**WHAT TO DO:**
Pull out every line below containing the word "přístroje".

======

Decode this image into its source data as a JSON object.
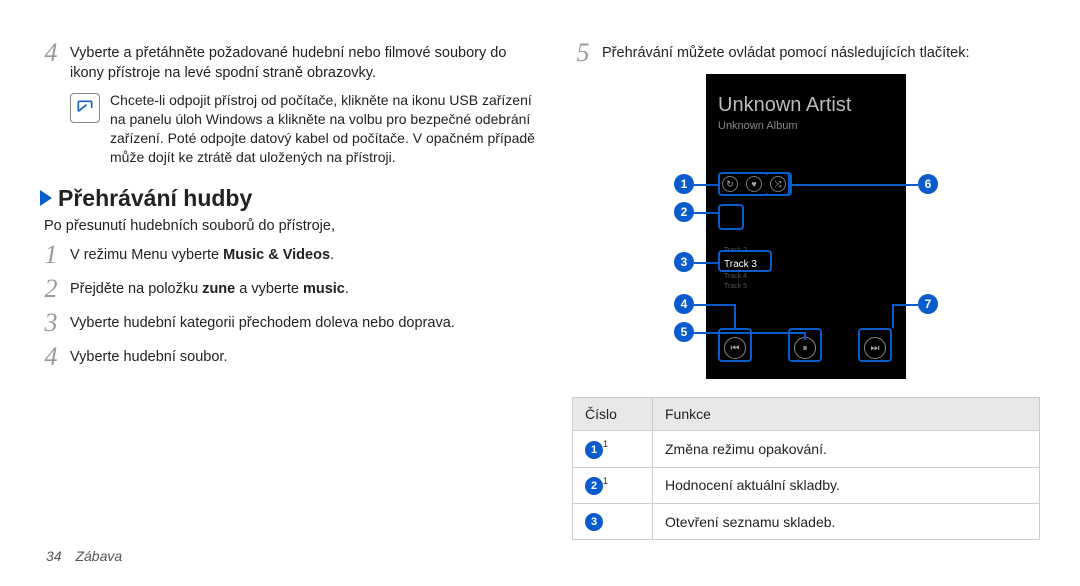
{
  "left": {
    "step4": "Vyberte a přetáhněte požadované hudební nebo filmové soubory do ikony přístroje na levé spodní straně obrazovky.",
    "note": "Chcete-li odpojit přístroj od počítače, klikněte na ikonu USB zařízení na panelu úloh Windows a klikněte na volbu pro bezpečné odebrání zařízení. Poté odpojte datový kabel od počítače. V opačném případě může dojít ke ztrátě dat uložených na přístroji.",
    "section_title": "Přehrávání hudby",
    "intro": "Po přesunutí hudebních souborů do přístroje,",
    "s1_a": "V režimu Menu vyberte ",
    "s1_b": "Music & Videos",
    "s1_c": ".",
    "s2_a": "Přejděte na položku ",
    "s2_b": "zune",
    "s2_c": " a vyberte ",
    "s2_d": "music",
    "s2_e": ".",
    "s3": "Vyberte hudební kategorii přechodem doleva nebo doprava.",
    "s4b": "Vyberte hudební soubor."
  },
  "right": {
    "step5": "Přehrávání můžete ovládat pomocí následujících tlačítek:",
    "artist": "Unknown Artist",
    "album": "Unknown Album",
    "track2": "Track 2",
    "track3": "Track 3",
    "track4": "Track 4",
    "track5": "Track 5",
    "th_cislo": "Číslo",
    "th_funkce": "Funkce",
    "row1": "Změna režimu opakování.",
    "row2": "Hodnocení aktuální skladby.",
    "row3": "Otevření seznamu skladeb."
  },
  "nums": {
    "n1": "1",
    "n2": "2",
    "n3": "3",
    "n4": "4",
    "n5": "5",
    "n6": "6",
    "n7": "7"
  },
  "footer": {
    "page": "34",
    "section": "Zábava"
  },
  "footnote": "1"
}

======

**SOLUTION FOR THIS EXERCISE:**
    "step4": "Vyberte a přetáhněte požadované hudební nebo filmové soubory do ikony přístroje na levé spodní straně obrazovky.",
    "intro": "Po přesunutí hudebních souborů do přístroje,",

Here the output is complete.